(Source records)
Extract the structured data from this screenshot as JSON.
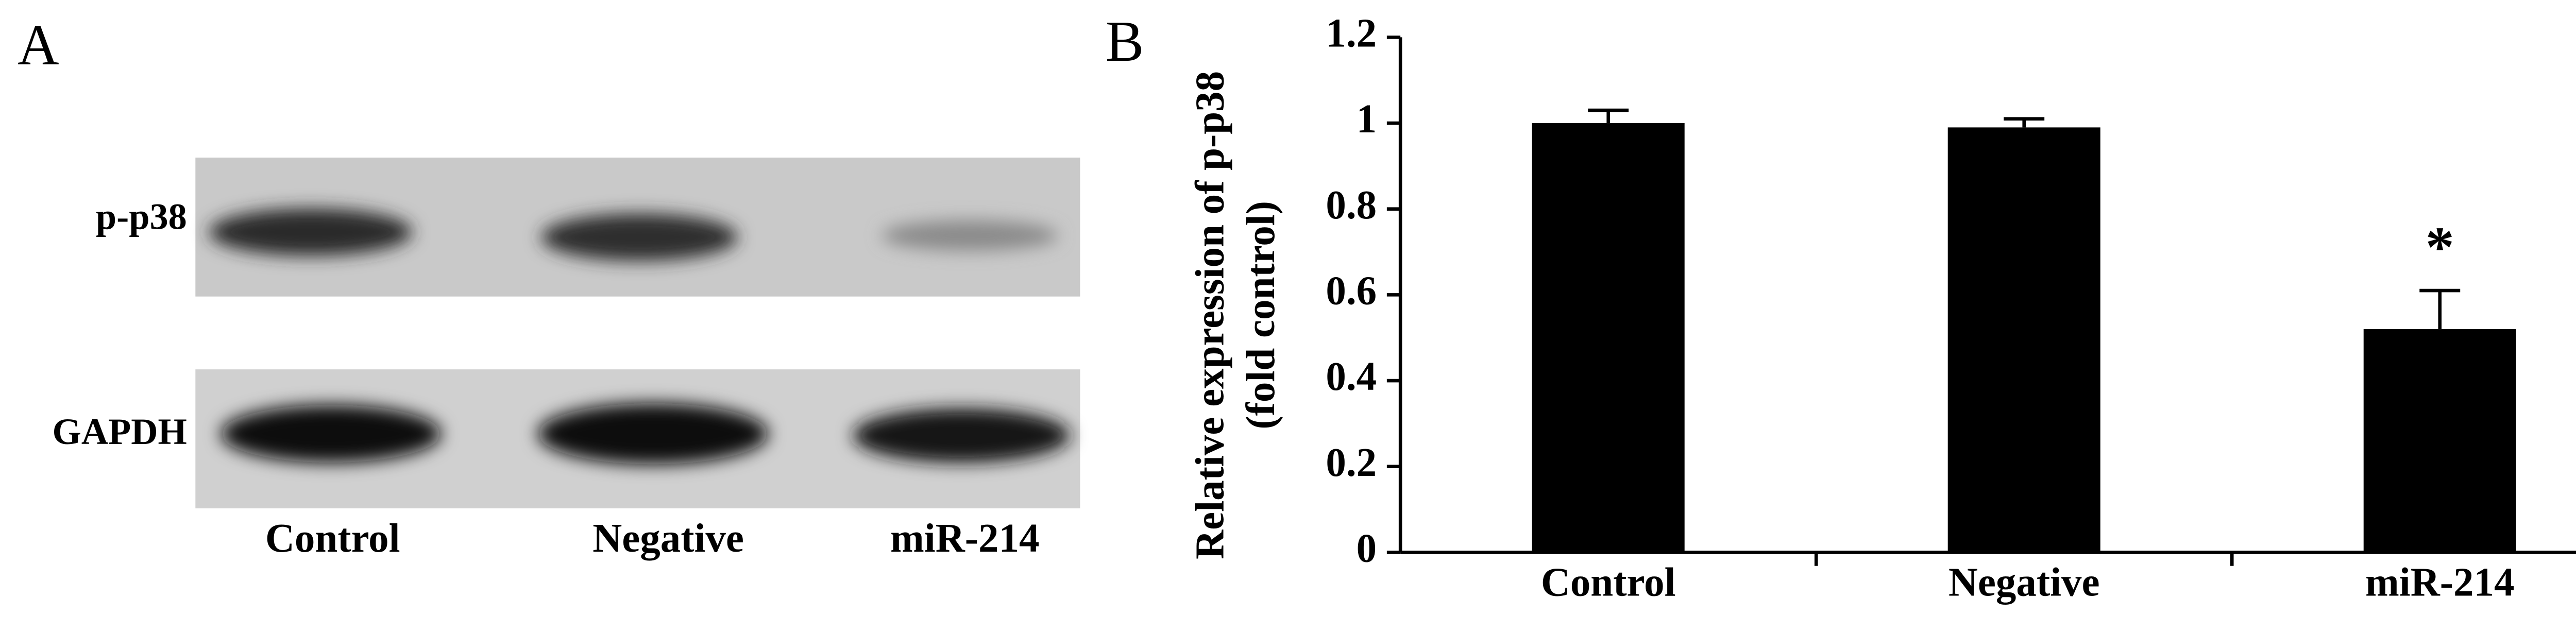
{
  "panel_a": {
    "label": "A",
    "rows": [
      "p-p38",
      "GAPDH"
    ],
    "lanes": [
      "Control",
      "Negative",
      "miR-214"
    ]
  },
  "chart_data": {
    "type": "bar",
    "panel_label": "B",
    "ylabel": [
      "Relative expression of p-p38",
      "(fold control)"
    ],
    "categories": [
      "Control",
      "Negative",
      "miR-214"
    ],
    "values": [
      1.0,
      0.99,
      0.52
    ],
    "errors": [
      0.03,
      0.02,
      0.09
    ],
    "color": "#000000",
    "annotations": [
      {
        "category": 2,
        "text": "*"
      }
    ],
    "ylim": [
      0,
      1.2
    ],
    "yticks": [
      0,
      0.2,
      0.4,
      0.6,
      0.8,
      1,
      1.2
    ]
  }
}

** Exercise description **
Extract the full listing exactly, with the pictures left out.

** Expected answer **
Extract the structured data from this screenshot as JSON.
{
  "panel_a": {
    "label": "A",
    "rows": [
      "p-p38",
      "GAPDH"
    ],
    "lanes": [
      "Control",
      "Negative",
      "miR-214"
    ]
  },
  "chart_data": {
    "type": "bar",
    "panel_label": "B",
    "ylabel": [
      "Relative expression of p-p38",
      "(fold control)"
    ],
    "categories": [
      "Control",
      "Negative",
      "miR-214"
    ],
    "values": [
      1.0,
      0.99,
      0.52
    ],
    "errors": [
      0.03,
      0.02,
      0.09
    ],
    "color": "#000000",
    "annotations": [
      {
        "category": 2,
        "text": "*"
      }
    ],
    "ylim": [
      0,
      1.2
    ],
    "yticks": [
      0,
      0.2,
      0.4,
      0.6,
      0.8,
      1,
      1.2
    ]
  }
}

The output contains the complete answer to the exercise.